> What the task requires
Copy every line of the listing exactly.

** begin Records provided **

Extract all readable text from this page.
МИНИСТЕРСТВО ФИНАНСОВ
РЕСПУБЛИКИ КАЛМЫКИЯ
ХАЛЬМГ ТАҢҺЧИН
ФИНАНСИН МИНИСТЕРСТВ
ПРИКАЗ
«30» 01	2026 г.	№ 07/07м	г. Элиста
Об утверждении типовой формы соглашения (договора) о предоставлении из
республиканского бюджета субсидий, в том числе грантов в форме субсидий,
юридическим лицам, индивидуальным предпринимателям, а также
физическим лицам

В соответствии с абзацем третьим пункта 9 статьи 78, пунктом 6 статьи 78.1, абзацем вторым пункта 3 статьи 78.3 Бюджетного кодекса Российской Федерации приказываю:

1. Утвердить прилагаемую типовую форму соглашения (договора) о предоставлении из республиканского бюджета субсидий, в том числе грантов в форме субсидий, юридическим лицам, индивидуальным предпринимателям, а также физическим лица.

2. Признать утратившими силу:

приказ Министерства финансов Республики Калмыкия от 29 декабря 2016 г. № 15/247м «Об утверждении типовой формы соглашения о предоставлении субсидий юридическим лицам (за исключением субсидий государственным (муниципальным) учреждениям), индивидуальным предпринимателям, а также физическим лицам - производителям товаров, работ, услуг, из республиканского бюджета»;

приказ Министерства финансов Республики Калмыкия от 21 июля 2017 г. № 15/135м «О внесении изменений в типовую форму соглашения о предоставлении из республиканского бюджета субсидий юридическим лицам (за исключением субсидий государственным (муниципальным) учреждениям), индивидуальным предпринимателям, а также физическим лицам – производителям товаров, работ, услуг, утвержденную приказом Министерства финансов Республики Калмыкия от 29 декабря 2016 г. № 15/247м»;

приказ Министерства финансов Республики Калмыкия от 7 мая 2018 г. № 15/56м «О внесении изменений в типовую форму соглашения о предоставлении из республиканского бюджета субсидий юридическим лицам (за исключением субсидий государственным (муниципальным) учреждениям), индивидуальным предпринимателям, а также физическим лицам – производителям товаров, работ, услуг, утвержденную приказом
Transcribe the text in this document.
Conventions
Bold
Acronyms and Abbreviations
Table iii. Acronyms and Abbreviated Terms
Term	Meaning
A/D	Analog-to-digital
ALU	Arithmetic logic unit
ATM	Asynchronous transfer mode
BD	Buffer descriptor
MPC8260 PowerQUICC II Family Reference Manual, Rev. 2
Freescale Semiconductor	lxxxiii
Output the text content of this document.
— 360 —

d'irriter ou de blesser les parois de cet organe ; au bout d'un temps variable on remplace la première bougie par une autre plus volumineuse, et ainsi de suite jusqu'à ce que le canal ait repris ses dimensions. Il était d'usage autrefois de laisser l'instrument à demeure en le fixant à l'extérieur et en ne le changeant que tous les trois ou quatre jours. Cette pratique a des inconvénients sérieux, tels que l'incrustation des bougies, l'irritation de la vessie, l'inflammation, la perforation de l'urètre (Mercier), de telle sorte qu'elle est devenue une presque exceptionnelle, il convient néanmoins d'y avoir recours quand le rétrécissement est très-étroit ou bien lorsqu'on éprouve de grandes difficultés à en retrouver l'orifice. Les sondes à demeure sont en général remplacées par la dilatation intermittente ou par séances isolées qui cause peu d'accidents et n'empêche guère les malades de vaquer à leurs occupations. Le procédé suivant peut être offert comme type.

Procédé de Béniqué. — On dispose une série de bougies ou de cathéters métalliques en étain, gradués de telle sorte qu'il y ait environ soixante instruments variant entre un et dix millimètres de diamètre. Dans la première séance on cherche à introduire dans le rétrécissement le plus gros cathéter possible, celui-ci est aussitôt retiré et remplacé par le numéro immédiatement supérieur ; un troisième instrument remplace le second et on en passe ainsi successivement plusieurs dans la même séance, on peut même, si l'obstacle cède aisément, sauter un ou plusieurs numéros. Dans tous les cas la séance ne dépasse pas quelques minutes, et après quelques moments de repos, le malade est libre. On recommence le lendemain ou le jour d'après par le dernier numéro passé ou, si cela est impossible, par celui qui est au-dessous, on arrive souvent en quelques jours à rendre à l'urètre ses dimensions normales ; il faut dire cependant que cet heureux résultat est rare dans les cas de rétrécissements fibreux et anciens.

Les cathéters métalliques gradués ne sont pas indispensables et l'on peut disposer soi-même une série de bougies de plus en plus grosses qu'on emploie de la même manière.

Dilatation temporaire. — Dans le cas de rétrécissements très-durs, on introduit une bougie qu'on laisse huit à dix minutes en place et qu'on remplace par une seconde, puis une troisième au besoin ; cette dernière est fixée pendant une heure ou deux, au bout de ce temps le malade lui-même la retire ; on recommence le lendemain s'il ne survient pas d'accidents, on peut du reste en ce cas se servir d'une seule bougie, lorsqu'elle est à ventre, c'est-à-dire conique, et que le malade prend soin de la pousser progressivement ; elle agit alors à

** end Records provided **

> Answer to the problem
Extract all readable text from this page.
МИНИСТЕРСТВО ФИНАНСОВ
РЕСПУБЛИКИ КАЛМЫКИЯ
ХАЛЬМГ ТАҢҺЧИН
ФИНАНСИН МИНИСТЕРСТВ
ПРИКАЗ
«30» 01	2026 г.	№ 07/07м	г. Элиста
Об утверждении типовой формы соглашения (договора) о предоставлении из
республиканского бюджета субсидий, в том числе грантов в форме субсидий,
юридическим лицам, индивидуальным предпринимателям, а также
физическим лицам

В соответствии с абзацем третьим пункта 9 статьи 78, пунктом 6 статьи 78.1, абзацем вторым пункта 3 статьи 78.3 Бюджетного кодекса Российской Федерации приказываю:

1. Утвердить прилагаемую типовую форму соглашения (договора) о предоставлении из республиканского бюджета субсидий, в том числе грантов в форме субсидий, юридическим лицам, индивидуальным предпринимателям, а также физическим лица.

2. Признать утратившими силу:

приказ Министерства финансов Республики Калмыкия от 29 декабря 2016 г. № 15/247м «Об утверждении типовой формы соглашения о предоставлении субсидий юридическим лицам (за исключением субсидий государственным (муниципальным) учреждениям), индивидуальным предпринимателям, а также физическим лицам - производителям товаров, работ, услуг, из республиканского бюджета»;

приказ Министерства финансов Республики Калмыкия от 21 июля 2017 г. № 15/135м «О внесении изменений в типовую форму соглашения о предоставлении из республиканского бюджета субсидий юридическим лицам (за исключением субсидий государственным (муниципальным) учреждениям), индивидуальным предпринимателям, а также физическим лицам – производителям товаров, работ, услуг, утвержденную приказом Министерства финансов Республики Калмыкия от 29 декабря 2016 г. № 15/247м»;

приказ Министерства финансов Республики Калмыкия от 7 мая 2018 г. № 15/56м «О внесении изменений в типовую форму соглашения о предоставлении из республиканского бюджета субсидий юридическим лицам (за исключением субсидий государственным (муниципальным) учреждениям), индивидуальным предпринимателям, а также физическим лицам – производителям товаров, работ, услуг, утвержденную приказом
Transcribe the text in this document.
Conventions
Bold
Acronyms and Abbreviations
Table iii. Acronyms and Abbreviated Terms
Term	Meaning
A/D	Analog-to-digital
ALU	Arithmetic logic unit
ATM	Asynchronous transfer mode
BD	Buffer descriptor
MPC8260 PowerQUICC II Family Reference Manual, Rev. 2
Freescale Semiconductor	lxxxiii
Output the text content of this document.
— 360 —

d'irriter ou de blesser les parois de cet organe ; au bout d'un temps variable on remplace la première bougie par une autre plus volumineuse, et ainsi de suite jusqu'à ce que le canal ait repris ses dimensions. Il était d'usage autrefois de laisser l'instrument à demeure en le fixant à l'extérieur et en ne le changeant que tous les trois ou quatre jours. Cette pratique a des inconvénients sérieux, tels que l'incrustation des bougies, l'irritation de la vessie, l'inflammation, la perforation de l'urètre (Mercier), de telle sorte qu'elle est devenue une presque exceptionnelle, il convient néanmoins d'y avoir recours quand le rétrécissement est très-étroit ou bien lorsqu'on éprouve de grandes difficultés à en retrouver l'orifice. Les sondes à demeure sont en général remplacées par la dilatation intermittente ou par séances isolées qui cause peu d'accidents et n'empêche guère les malades de vaquer à leurs occupations. Le procédé suivant peut être offert comme type.

Procédé de Béniqué. — On dispose une série de bougies ou de cathéters métalliques en étain, gradués de telle sorte qu'il y ait environ soixante instruments variant entre un et dix millimètres de diamètre. Dans la première séance on cherche à introduire dans le rétrécissement le plus gros cathéter possible, celui-ci est aussitôt retiré et remplacé par le numéro immédiatement supérieur ; un troisième instrument remplace le second et on en passe ainsi successivement plusieurs dans la même séance, on peut même, si l'obstacle cède aisément, sauter un ou plusieurs numéros. Dans tous les cas la séance ne dépasse pas quelques minutes, et après quelques moments de repos, le malade est libre. On recommence le lendemain ou le jour d'après par le dernier numéro passé ou, si cela est impossible, par celui qui est au-dessous, on arrive souvent en quelques jours à rendre à l'urètre ses dimensions normales ; il faut dire cependant que cet heureux résultat est rare dans les cas de rétrécissements fibreux et anciens.

Les cathéters métalliques gradués ne sont pas indispensables et l'on peut disposer soi-même une série de bougies de plus en plus grosses qu'on emploie de la même manière.

Dilatation temporaire. — Dans le cas de rétrécissements très-durs, on introduit une bougie qu'on laisse huit à dix minutes en place et qu'on remplace par une seconde, puis une troisième au besoin ; cette dernière est fixée pendant une heure ou deux, au bout de ce temps le malade lui-même la retire ; on recommence le lendemain s'il ne survient pas d'accidents, on peut du reste en ce cas se servir d'une seule bougie, lorsqu'elle est à ventre, c'est-à-dire conique, et que le malade prend soin de la pousser progressivement ; elle agit alors à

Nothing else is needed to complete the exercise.